- Job:
Show all lines of the listing that hold the word "JSON".

----------

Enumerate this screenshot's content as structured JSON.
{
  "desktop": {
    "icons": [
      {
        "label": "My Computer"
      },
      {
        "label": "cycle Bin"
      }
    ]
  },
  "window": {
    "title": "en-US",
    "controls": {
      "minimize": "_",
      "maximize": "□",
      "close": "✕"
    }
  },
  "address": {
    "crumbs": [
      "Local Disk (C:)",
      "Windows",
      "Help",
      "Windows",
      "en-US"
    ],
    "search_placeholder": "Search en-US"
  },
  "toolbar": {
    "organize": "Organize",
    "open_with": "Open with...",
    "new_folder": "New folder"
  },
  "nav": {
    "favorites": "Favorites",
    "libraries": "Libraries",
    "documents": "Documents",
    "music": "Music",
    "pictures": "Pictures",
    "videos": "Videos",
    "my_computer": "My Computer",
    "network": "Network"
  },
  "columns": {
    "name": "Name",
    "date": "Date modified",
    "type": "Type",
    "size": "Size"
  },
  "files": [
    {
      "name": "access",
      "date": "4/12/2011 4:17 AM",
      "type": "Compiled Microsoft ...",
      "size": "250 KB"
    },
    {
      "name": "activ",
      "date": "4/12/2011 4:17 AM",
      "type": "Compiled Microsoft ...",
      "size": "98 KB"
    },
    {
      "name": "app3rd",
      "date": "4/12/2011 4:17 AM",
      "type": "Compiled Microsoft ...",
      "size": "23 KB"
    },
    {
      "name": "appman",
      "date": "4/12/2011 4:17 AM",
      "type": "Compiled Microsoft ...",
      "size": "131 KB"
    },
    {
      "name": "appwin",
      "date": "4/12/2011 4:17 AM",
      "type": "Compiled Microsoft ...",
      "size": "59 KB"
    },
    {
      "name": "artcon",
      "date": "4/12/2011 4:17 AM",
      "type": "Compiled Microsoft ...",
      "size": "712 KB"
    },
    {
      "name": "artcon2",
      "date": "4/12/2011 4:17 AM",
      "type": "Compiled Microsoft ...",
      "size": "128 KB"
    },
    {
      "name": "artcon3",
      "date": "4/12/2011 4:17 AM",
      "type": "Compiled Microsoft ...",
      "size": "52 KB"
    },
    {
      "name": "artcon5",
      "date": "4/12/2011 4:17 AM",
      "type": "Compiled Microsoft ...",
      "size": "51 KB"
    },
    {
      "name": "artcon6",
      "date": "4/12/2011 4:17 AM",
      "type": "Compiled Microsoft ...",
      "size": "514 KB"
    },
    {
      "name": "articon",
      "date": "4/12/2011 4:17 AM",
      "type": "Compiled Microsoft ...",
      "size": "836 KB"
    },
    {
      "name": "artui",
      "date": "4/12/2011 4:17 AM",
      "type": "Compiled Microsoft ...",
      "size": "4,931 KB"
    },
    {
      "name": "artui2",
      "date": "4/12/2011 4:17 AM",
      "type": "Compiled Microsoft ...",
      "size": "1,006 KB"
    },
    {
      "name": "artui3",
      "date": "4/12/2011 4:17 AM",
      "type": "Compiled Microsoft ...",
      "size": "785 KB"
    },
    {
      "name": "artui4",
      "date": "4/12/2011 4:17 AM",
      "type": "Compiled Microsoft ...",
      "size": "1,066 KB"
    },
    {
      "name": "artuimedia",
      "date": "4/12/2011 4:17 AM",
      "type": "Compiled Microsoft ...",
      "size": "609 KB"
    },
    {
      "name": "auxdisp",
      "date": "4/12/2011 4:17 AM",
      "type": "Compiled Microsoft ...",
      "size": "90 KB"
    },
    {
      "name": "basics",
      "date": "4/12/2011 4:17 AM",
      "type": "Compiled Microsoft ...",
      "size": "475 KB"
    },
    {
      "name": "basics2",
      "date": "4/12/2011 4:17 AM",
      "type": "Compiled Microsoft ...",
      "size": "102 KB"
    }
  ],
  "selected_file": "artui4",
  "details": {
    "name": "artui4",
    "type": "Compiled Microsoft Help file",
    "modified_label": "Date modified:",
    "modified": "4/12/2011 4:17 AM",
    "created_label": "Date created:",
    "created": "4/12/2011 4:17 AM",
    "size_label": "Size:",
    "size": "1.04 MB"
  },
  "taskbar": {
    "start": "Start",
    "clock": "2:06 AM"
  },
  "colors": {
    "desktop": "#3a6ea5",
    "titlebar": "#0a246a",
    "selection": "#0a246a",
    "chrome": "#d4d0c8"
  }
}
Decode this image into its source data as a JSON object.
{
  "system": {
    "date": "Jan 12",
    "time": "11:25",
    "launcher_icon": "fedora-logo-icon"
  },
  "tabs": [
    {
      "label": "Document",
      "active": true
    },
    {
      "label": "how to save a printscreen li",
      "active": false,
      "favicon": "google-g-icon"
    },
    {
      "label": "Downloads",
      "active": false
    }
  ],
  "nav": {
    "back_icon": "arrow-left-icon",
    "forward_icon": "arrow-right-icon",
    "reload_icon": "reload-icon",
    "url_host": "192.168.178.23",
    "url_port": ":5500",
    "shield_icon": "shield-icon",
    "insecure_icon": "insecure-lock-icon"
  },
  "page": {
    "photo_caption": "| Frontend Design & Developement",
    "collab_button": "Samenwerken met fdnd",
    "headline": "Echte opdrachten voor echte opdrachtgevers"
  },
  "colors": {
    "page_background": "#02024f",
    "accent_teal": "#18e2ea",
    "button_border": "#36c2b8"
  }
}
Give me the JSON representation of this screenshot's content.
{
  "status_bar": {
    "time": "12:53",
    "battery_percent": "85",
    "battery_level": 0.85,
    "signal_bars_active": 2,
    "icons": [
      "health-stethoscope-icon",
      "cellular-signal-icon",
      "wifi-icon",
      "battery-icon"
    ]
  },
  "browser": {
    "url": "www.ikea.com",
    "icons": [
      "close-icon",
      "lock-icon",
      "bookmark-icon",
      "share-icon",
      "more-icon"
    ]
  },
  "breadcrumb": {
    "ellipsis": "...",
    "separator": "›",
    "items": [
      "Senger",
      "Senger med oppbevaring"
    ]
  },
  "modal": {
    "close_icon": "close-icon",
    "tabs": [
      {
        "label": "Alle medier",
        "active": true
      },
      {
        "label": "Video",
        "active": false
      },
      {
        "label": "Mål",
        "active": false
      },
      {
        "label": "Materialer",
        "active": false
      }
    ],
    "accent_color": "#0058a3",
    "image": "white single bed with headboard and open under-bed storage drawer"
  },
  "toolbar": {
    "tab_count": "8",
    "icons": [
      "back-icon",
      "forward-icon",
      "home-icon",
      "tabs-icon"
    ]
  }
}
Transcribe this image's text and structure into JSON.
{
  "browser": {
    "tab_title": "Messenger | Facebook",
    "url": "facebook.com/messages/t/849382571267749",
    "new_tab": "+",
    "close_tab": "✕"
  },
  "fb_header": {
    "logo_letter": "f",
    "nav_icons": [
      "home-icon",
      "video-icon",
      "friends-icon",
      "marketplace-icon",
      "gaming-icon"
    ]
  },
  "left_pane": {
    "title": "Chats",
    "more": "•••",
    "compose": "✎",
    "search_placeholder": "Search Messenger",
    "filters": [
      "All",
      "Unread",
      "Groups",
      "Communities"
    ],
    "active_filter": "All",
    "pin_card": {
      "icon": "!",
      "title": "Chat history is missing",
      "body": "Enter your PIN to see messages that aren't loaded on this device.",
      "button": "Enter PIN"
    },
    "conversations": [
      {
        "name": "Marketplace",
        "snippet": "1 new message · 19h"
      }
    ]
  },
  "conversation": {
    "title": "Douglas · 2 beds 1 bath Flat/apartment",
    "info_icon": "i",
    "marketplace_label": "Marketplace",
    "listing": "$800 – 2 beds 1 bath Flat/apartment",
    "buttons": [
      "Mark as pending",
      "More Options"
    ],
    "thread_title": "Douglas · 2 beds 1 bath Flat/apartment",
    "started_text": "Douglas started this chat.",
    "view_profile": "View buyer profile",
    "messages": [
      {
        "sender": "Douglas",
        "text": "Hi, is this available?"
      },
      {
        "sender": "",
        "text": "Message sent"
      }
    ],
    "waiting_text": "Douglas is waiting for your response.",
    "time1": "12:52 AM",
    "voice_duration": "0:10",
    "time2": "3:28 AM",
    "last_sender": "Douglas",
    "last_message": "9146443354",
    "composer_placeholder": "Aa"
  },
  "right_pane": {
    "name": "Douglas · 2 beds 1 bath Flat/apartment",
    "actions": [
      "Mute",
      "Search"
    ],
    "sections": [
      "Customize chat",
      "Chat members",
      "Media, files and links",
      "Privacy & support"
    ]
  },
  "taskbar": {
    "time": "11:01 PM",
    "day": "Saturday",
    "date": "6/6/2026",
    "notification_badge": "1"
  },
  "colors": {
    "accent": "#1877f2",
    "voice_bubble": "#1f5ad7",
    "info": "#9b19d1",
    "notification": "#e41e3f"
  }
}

----------

- Output:
Enumerate this screenshot's content as structured JSON.
Decode this image into its source data as a JSON object.
Give me the JSON representation of this screenshot's content.
Transcribe this image's text and structure into JSON.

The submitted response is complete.